→ Goal
Write out all the lines again, precisely as they stand, but without the images.

→ Exercise materials
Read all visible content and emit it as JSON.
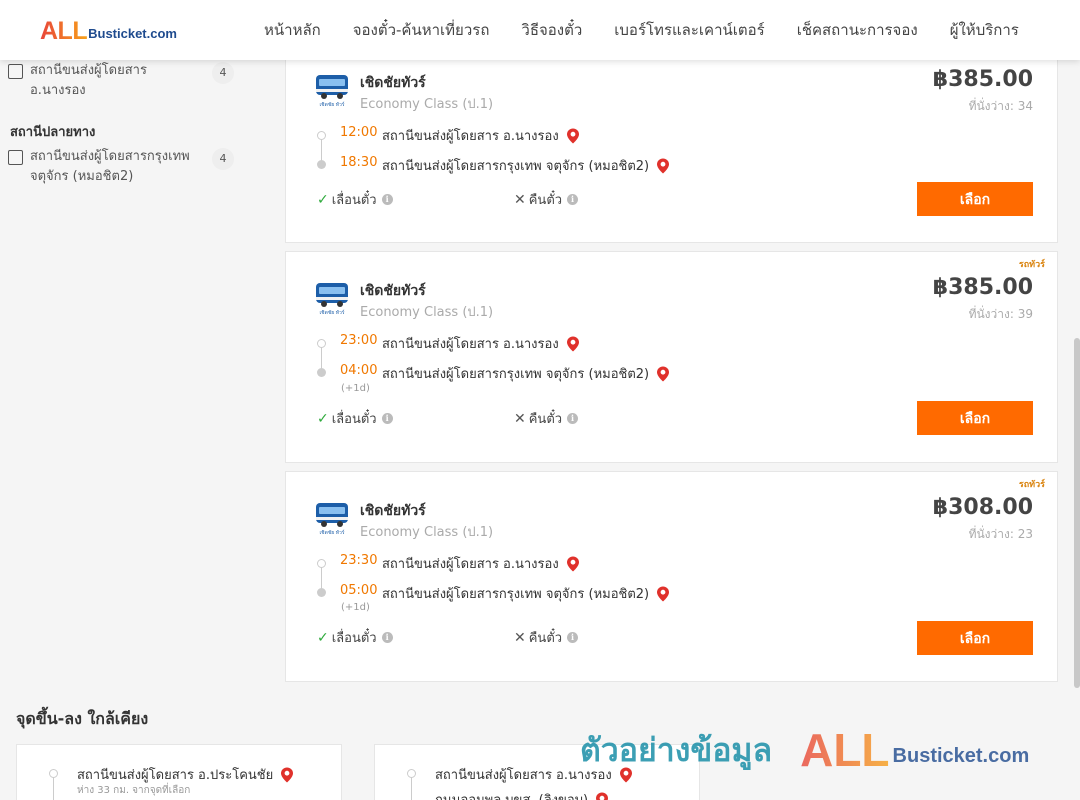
{
  "header": {
    "logo_all": "ALL",
    "logo_rest": "Busticket.com",
    "nav": [
      "หน้าหลัก",
      "จองตั๋ว-ค้นหาเที่ยวรถ",
      "วิธีจองตั๋ว",
      "เบอร์โทรและเคาน์เตอร์",
      "เช็คสถานะการจอง",
      "ผู้ให้บริการ"
    ]
  },
  "sidebar": {
    "origin_filter": {
      "label": "สถานีขนส่งผู้โดยสาร อ.นางรอง",
      "count": "4"
    },
    "destination_heading": "สถานีปลายทาง",
    "destination_filter": {
      "label": "สถานีขนส่งผู้โดยสารกรุงเทพ จตุจักร (หมอชิต2)",
      "count": "4"
    }
  },
  "trips": [
    {
      "tag": "",
      "operator": "เชิดชัยทัวร์",
      "bus_class": "Economy Class (ป.1)",
      "price": "฿385.00",
      "seats": "ที่นั่งว่าง: 34",
      "depart_time": "12:00",
      "depart_station": "สถานีขนส่งผู้โดยสาร อ.นางรอง",
      "arrive_time": "18:30",
      "arrive_station": "สถานีขนส่งผู้โดยสารกรุงเทพ จตุจักร (หมอชิต2)",
      "next_day": "",
      "reschedule": "เลื่อนตั๋ว",
      "refund": "คืนตั๋ว",
      "select": "เลือก"
    },
    {
      "tag": "รถทัวร์",
      "operator": "เชิดชัยทัวร์",
      "bus_class": "Economy Class (ป.1)",
      "price": "฿385.00",
      "seats": "ที่นั่งว่าง: 39",
      "depart_time": "23:00",
      "depart_station": "สถานีขนส่งผู้โดยสาร อ.นางรอง",
      "arrive_time": "04:00",
      "arrive_station": "สถานีขนส่งผู้โดยสารกรุงเทพ จตุจักร (หมอชิต2)",
      "next_day": "(+1d)",
      "reschedule": "เลื่อนตั๋ว",
      "refund": "คืนตั๋ว",
      "select": "เลือก"
    },
    {
      "tag": "รถทัวร์",
      "operator": "เชิดชัยทัวร์",
      "bus_class": "Economy Class (ป.1)",
      "price": "฿308.00",
      "seats": "ที่นั่งว่าง: 23",
      "depart_time": "23:30",
      "depart_station": "สถานีขนส่งผู้โดยสาร อ.นางรอง",
      "arrive_time": "05:00",
      "arrive_station": "สถานีขนส่งผู้โดยสารกรุงเทพ จตุจักร (หมอชิต2)",
      "next_day": "(+1d)",
      "reschedule": "เลื่อนตั๋ว",
      "refund": "คืนตั๋ว",
      "select": "เลือก"
    }
  ],
  "nearby": {
    "title": "จุดขึ้น-ลง ใกล้เคียง",
    "cards": [
      {
        "station": "สถานีขนส่งผู้โดยสาร อ.ประโคนชัย",
        "distance": "ห่าง 33 กม. จากจุดที่เลือก",
        "station2": ""
      },
      {
        "station": "สถานีขนส่งผู้โดยสาร อ.นางรอง",
        "distance": "",
        "station2": "ถนนจอมพล บขส. (ลิงขอบ)"
      }
    ]
  },
  "watermark": {
    "text": "ตัวอย่างข้อมูล",
    "all": "ALL",
    "rest": "Busticket.com"
  },
  "colors": {
    "accent": "#ff6a00",
    "time": "#f07800",
    "pin": "#e0312b",
    "check": "#2eaa3c"
  }
}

→ Output for this exercise
Read all visible content and emit it as JSON.
{
  "header": {
    "logo_all": "ALL",
    "logo_rest": "Busticket.com",
    "nav": [
      "หน้าหลัก",
      "จองตั๋ว-ค้นหาเที่ยวรถ",
      "วิธีจองตั๋ว",
      "เบอร์โทรและเคาน์เตอร์",
      "เช็คสถานะการจอง",
      "ผู้ให้บริการ"
    ]
  },
  "sidebar": {
    "origin_filter": {
      "label": "สถานีขนส่งผู้โดยสาร อ.นางรอง",
      "count": "4"
    },
    "destination_heading": "สถานีปลายทาง",
    "destination_filter": {
      "label": "สถานีขนส่งผู้โดยสารกรุงเทพ จตุจักร (หมอชิต2)",
      "count": "4"
    }
  },
  "trips": [
    {
      "tag": "",
      "operator": "เชิดชัยทัวร์",
      "bus_class": "Economy Class (ป.1)",
      "price": "฿385.00",
      "seats": "ที่นั่งว่าง: 34",
      "depart_time": "12:00",
      "depart_station": "สถานีขนส่งผู้โดยสาร อ.นางรอง",
      "arrive_time": "18:30",
      "arrive_station": "สถานีขนส่งผู้โดยสารกรุงเทพ จตุจักร (หมอชิต2)",
      "next_day": "",
      "reschedule": "เลื่อนตั๋ว",
      "refund": "คืนตั๋ว",
      "select": "เลือก"
    },
    {
      "tag": "รถทัวร์",
      "operator": "เชิดชัยทัวร์",
      "bus_class": "Economy Class (ป.1)",
      "price": "฿385.00",
      "seats": "ที่นั่งว่าง: 39",
      "depart_time": "23:00",
      "depart_station": "สถานีขนส่งผู้โดยสาร อ.นางรอง",
      "arrive_time": "04:00",
      "arrive_station": "สถานีขนส่งผู้โดยสารกรุงเทพ จตุจักร (หมอชิต2)",
      "next_day": "(+1d)",
      "reschedule": "เลื่อนตั๋ว",
      "refund": "คืนตั๋ว",
      "select": "เลือก"
    },
    {
      "tag": "รถทัวร์",
      "operator": "เชิดชัยทัวร์",
      "bus_class": "Economy Class (ป.1)",
      "price": "฿308.00",
      "seats": "ที่นั่งว่าง: 23",
      "depart_time": "23:30",
      "depart_station": "สถานีขนส่งผู้โดยสาร อ.นางรอง",
      "arrive_time": "05:00",
      "arrive_station": "สถานีขนส่งผู้โดยสารกรุงเทพ จตุจักร (หมอชิต2)",
      "next_day": "(+1d)",
      "reschedule": "เลื่อนตั๋ว",
      "refund": "คืนตั๋ว",
      "select": "เลือก"
    }
  ],
  "nearby": {
    "title": "จุดขึ้น-ลง ใกล้เคียง",
    "cards": [
      {
        "station": "สถานีขนส่งผู้โดยสาร อ.ประโคนชัย",
        "distance": "ห่าง 33 กม. จากจุดที่เลือก",
        "station2": ""
      },
      {
        "station": "สถานีขนส่งผู้โดยสาร อ.นางรอง",
        "distance": "",
        "station2": "ถนนจอมพล บขส. (ลิงขอบ)"
      }
    ]
  },
  "watermark": {
    "text": "ตัวอย่างข้อมูล",
    "all": "ALL",
    "rest": "Busticket.com"
  },
  "colors": {
    "accent": "#ff6a00",
    "time": "#f07800",
    "pin": "#e0312b",
    "check": "#2eaa3c"
  }
}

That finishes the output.